┌─ AVAILABLE DATA

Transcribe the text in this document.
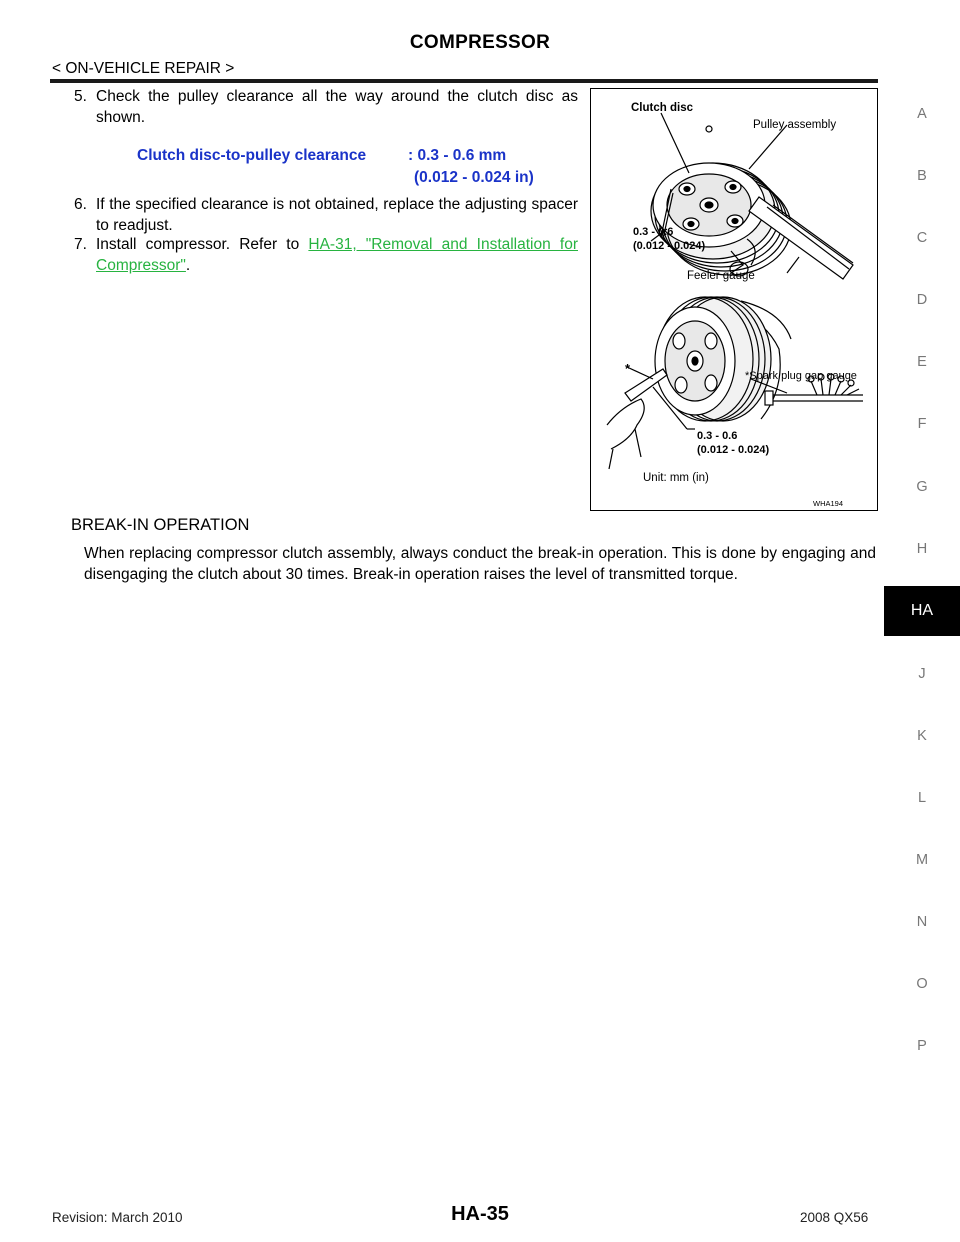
COMPRESSOR
< ON-VEHICLE REPAIR >
5. Check the pulley clearance all the way around the clutch disc as shown.
Clutch disc-to-pulley clearance	: 0.3 - 0.6 mm
(0.012 - 0.024 in)
6. If the specified clearance is not obtained, replace the adjusting spacer to readjust.
7. Install compressor. Refer to HA-31, "Removal and Installation for Compressor".
Clutch disc
Pulley assembly
0.3 - 0.6
(0.012 - 0.024)
Feeler gauge
*	*Spark plug gap gauge
0.3 - 0.6
(0.012 - 0.024)
Unit: mm (in)
WHA194
BREAK-IN OPERATION
When replacing compressor clutch assembly, always conduct the break-in operation. This is done by engaging and disengaging the clutch about 30 times. Break-in operation raises the level of transmitted torque.
A
B
C
D
E
F
G
H
HA
J
K
L
M
N
O
P
Revision: March 2010	HA-35	2008 QX56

└─

*WORK TO COMPLETE*:
Copy out each line exactly, without the pictures.

*THE RESULT*:
Transcribe the text in this document.
COMPRESSOR
< ON-VEHICLE REPAIR >
5. Check the pulley clearance all the way around the clutch disc as shown.
Clutch disc-to-pulley clearance	: 0.3 - 0.6 mm
(0.012 - 0.024 in)
6. If the specified clearance is not obtained, replace the adjusting spacer to readjust.
7. Install compressor. Refer to HA-31, "Removal and Installation for Compressor".
Clutch disc
Pulley assembly
0.3 - 0.6
(0.012 - 0.024)
Feeler gauge
*	*Spark plug gap gauge
0.3 - 0.6
(0.012 - 0.024)
Unit: mm (in)
WHA194
BREAK-IN OPERATION
When replacing compressor clutch assembly, always conduct the break-in operation. This is done by engaging and disengaging the clutch about 30 times. Break-in operation raises the level of transmitted torque.
A
B
C
D
E
F
G
H
HA
J
K
L
M
N
O
P
Revision: March 2010	HA-35	2008 QX56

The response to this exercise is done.